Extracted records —
------------------------------
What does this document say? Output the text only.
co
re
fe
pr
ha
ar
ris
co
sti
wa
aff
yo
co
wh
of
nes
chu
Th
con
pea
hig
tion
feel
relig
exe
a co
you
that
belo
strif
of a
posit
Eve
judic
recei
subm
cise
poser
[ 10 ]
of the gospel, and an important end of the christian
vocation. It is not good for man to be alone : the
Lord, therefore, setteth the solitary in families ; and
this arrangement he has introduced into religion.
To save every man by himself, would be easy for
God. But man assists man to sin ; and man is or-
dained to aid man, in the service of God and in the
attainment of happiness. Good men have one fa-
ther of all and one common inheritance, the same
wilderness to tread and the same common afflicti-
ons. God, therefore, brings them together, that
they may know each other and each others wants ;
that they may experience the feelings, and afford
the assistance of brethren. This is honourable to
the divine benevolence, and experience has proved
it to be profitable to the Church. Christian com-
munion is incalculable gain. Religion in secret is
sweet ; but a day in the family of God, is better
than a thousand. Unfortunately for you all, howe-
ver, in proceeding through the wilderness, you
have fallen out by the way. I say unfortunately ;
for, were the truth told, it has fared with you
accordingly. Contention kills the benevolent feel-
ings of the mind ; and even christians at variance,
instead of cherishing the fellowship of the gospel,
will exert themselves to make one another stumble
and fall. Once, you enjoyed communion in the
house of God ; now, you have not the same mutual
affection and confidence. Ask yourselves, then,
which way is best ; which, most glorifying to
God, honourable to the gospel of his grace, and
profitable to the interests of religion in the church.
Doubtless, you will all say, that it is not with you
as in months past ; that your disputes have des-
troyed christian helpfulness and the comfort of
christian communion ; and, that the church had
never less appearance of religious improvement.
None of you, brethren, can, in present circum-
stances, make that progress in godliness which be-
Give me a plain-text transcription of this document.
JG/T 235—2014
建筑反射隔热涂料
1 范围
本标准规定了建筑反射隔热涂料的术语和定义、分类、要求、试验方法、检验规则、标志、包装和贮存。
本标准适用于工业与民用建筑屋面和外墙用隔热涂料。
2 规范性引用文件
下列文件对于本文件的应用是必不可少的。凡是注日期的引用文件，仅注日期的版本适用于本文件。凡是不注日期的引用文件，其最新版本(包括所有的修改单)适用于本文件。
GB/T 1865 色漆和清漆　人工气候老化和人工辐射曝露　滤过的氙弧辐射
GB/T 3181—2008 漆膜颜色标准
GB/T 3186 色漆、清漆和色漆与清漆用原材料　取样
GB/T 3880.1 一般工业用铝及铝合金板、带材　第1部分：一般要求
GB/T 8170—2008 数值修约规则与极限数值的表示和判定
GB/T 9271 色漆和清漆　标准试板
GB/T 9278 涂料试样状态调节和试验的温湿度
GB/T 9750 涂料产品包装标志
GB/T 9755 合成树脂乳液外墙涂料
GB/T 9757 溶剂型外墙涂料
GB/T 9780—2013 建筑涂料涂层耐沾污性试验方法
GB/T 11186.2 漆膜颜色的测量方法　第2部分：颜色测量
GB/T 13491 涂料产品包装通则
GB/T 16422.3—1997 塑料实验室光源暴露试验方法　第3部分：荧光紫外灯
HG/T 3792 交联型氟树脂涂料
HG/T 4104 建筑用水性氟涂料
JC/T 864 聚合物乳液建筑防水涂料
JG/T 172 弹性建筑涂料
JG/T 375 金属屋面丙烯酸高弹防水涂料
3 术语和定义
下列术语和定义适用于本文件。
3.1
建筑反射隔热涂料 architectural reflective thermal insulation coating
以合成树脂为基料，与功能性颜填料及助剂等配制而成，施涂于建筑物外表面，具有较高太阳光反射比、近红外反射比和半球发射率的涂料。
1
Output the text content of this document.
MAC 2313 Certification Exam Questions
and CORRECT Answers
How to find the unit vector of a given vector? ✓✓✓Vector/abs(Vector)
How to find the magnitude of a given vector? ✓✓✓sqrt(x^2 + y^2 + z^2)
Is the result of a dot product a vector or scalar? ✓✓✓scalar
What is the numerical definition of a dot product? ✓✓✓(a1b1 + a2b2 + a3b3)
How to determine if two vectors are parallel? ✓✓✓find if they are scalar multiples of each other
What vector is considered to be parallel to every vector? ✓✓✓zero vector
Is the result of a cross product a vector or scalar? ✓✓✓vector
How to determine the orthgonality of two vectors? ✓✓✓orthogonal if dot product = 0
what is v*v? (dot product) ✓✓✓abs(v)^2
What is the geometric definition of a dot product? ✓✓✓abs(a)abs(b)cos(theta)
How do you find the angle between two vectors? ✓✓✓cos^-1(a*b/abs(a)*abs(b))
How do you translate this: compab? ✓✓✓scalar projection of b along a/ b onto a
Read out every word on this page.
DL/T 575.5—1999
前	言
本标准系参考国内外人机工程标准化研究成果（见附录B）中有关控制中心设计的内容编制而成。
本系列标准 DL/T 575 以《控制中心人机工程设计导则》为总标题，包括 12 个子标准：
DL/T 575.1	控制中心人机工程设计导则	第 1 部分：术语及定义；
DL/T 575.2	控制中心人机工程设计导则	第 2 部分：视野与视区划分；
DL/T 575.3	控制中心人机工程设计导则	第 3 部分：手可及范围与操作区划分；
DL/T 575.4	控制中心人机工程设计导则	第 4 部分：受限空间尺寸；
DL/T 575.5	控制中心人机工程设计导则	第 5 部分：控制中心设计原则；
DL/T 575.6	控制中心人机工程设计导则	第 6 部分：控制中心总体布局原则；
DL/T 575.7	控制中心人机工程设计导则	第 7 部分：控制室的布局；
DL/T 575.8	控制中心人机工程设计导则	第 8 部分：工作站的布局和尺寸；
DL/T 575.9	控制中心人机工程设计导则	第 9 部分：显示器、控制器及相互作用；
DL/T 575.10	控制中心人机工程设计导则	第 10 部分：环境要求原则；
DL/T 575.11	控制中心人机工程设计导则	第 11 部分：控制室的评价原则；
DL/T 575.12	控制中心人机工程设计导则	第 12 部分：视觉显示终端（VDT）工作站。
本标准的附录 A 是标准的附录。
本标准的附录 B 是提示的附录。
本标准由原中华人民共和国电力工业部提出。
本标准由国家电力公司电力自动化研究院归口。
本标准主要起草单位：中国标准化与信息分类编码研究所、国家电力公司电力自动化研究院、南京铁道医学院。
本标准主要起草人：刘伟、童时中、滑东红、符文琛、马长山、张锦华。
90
------------------------------
TASK BRIEF — Would you write down every record again, exactly?

CORRECT ANSWER —
What does this document say? Output the text only.
co
re
fe
pr
ha
ar
ris
co
sti
wa
aff
yo
co
wh
of
nes
chu
Th
con
pea
hig
tion
feel
relig
exe
a co
you
that
belo
strif
of a
posit
Eve
judic
recei
subm
cise
poser
[ 10 ]
of the gospel, and an important end of the christian
vocation. It is not good for man to be alone : the
Lord, therefore, setteth the solitary in families ; and
this arrangement he has introduced into religion.
To save every man by himself, would be easy for
God. But man assists man to sin ; and man is or-
dained to aid man, in the service of God and in the
attainment of happiness. Good men have one fa-
ther of all and one common inheritance, the same
wilderness to tread and the same common afflicti-
ons. God, therefore, brings them together, that
they may know each other and each others wants ;
that they may experience the feelings, and afford
the assistance of brethren. This is honourable to
the divine benevolence, and experience has proved
it to be profitable to the Church. Christian com-
munion is incalculable gain. Religion in secret is
sweet ; but a day in the family of God, is better
than a thousand. Unfortunately for you all, howe-
ver, in proceeding through the wilderness, you
have fallen out by the way. I say unfortunately ;
for, were the truth told, it has fared with you
accordingly. Contention kills the benevolent feel-
ings of the mind ; and even christians at variance,
instead of cherishing the fellowship of the gospel,
will exert themselves to make one another stumble
and fall. Once, you enjoyed communion in the
house of God ; now, you have not the same mutual
affection and confidence. Ask yourselves, then,
which way is best ; which, most glorifying to
God, honourable to the gospel of his grace, and
profitable to the interests of religion in the church.
Doubtless, you will all say, that it is not with you
as in months past ; that your disputes have des-
troyed christian helpfulness and the comfort of
christian communion ; and, that the church had
never less appearance of religious improvement.
None of you, brethren, can, in present circum-
stances, make that progress in godliness which be-
Give me a plain-text transcription of this document.
JG/T 235—2014
建筑反射隔热涂料
1 范围
本标准规定了建筑反射隔热涂料的术语和定义、分类、要求、试验方法、检验规则、标志、包装和贮存。
本标准适用于工业与民用建筑屋面和外墙用隔热涂料。
2 规范性引用文件
下列文件对于本文件的应用是必不可少的。凡是注日期的引用文件，仅注日期的版本适用于本文件。凡是不注日期的引用文件，其最新版本(包括所有的修改单)适用于本文件。
GB/T 1865 色漆和清漆　人工气候老化和人工辐射曝露　滤过的氙弧辐射
GB/T 3181—2008 漆膜颜色标准
GB/T 3186 色漆、清漆和色漆与清漆用原材料　取样
GB/T 3880.1 一般工业用铝及铝合金板、带材　第1部分：一般要求
GB/T 8170—2008 数值修约规则与极限数值的表示和判定
GB/T 9271 色漆和清漆　标准试板
GB/T 9278 涂料试样状态调节和试验的温湿度
GB/T 9750 涂料产品包装标志
GB/T 9755 合成树脂乳液外墙涂料
GB/T 9757 溶剂型外墙涂料
GB/T 9780—2013 建筑涂料涂层耐沾污性试验方法
GB/T 11186.2 漆膜颜色的测量方法　第2部分：颜色测量
GB/T 13491 涂料产品包装通则
GB/T 16422.3—1997 塑料实验室光源暴露试验方法　第3部分：荧光紫外灯
HG/T 3792 交联型氟树脂涂料
HG/T 4104 建筑用水性氟涂料
JC/T 864 聚合物乳液建筑防水涂料
JG/T 172 弹性建筑涂料
JG/T 375 金属屋面丙烯酸高弹防水涂料
3 术语和定义
下列术语和定义适用于本文件。
3.1
建筑反射隔热涂料 architectural reflective thermal insulation coating
以合成树脂为基料，与功能性颜填料及助剂等配制而成，施涂于建筑物外表面，具有较高太阳光反射比、近红外反射比和半球发射率的涂料。
1
Output the text content of this document.
MAC 2313 Certification Exam Questions
and CORRECT Answers
How to find the unit vector of a given vector? ✓✓✓Vector/abs(Vector)
How to find the magnitude of a given vector? ✓✓✓sqrt(x^2 + y^2 + z^2)
Is the result of a dot product a vector or scalar? ✓✓✓scalar
What is the numerical definition of a dot product? ✓✓✓(a1b1 + a2b2 + a3b3)
How to determine if two vectors are parallel? ✓✓✓find if they are scalar multiples of each other
What vector is considered to be parallel to every vector? ✓✓✓zero vector
Is the result of a cross product a vector or scalar? ✓✓✓vector
How to determine the orthgonality of two vectors? ✓✓✓orthogonal if dot product = 0
what is v*v? (dot product) ✓✓✓abs(v)^2
What is the geometric definition of a dot product? ✓✓✓abs(a)abs(b)cos(theta)
How do you find the angle between two vectors? ✓✓✓cos^-1(a*b/abs(a)*abs(b))
How do you translate this: compab? ✓✓✓scalar projection of b along a/ b onto a
Read out every word on this page.
DL/T 575.5—1999
前	言
本标准系参考国内外人机工程标准化研究成果（见附录B）中有关控制中心设计的内容编制而成。
本系列标准 DL/T 575 以《控制中心人机工程设计导则》为总标题，包括 12 个子标准：
DL/T 575.1	控制中心人机工程设计导则	第 1 部分：术语及定义；
DL/T 575.2	控制中心人机工程设计导则	第 2 部分：视野与视区划分；
DL/T 575.3	控制中心人机工程设计导则	第 3 部分：手可及范围与操作区划分；
DL/T 575.4	控制中心人机工程设计导则	第 4 部分：受限空间尺寸；
DL/T 575.5	控制中心人机工程设计导则	第 5 部分：控制中心设计原则；
DL/T 575.6	控制中心人机工程设计导则	第 6 部分：控制中心总体布局原则；
DL/T 575.7	控制中心人机工程设计导则	第 7 部分：控制室的布局；
DL/T 575.8	控制中心人机工程设计导则	第 8 部分：工作站的布局和尺寸；
DL/T 575.9	控制中心人机工程设计导则	第 9 部分：显示器、控制器及相互作用；
DL/T 575.10	控制中心人机工程设计导则	第 10 部分：环境要求原则；
DL/T 575.11	控制中心人机工程设计导则	第 11 部分：控制室的评价原则；
DL/T 575.12	控制中心人机工程设计导则	第 12 部分：视觉显示终端（VDT）工作站。
本标准的附录 A 是标准的附录。
本标准的附录 B 是提示的附录。
本标准由原中华人民共和国电力工业部提出。
本标准由国家电力公司电力自动化研究院归口。
本标准主要起草单位：中国标准化与信息分类编码研究所、国家电力公司电力自动化研究院、南京铁道医学院。
本标准主要起草人：刘伟、童时中、滑东红、符文琛、马长山、张锦华。
90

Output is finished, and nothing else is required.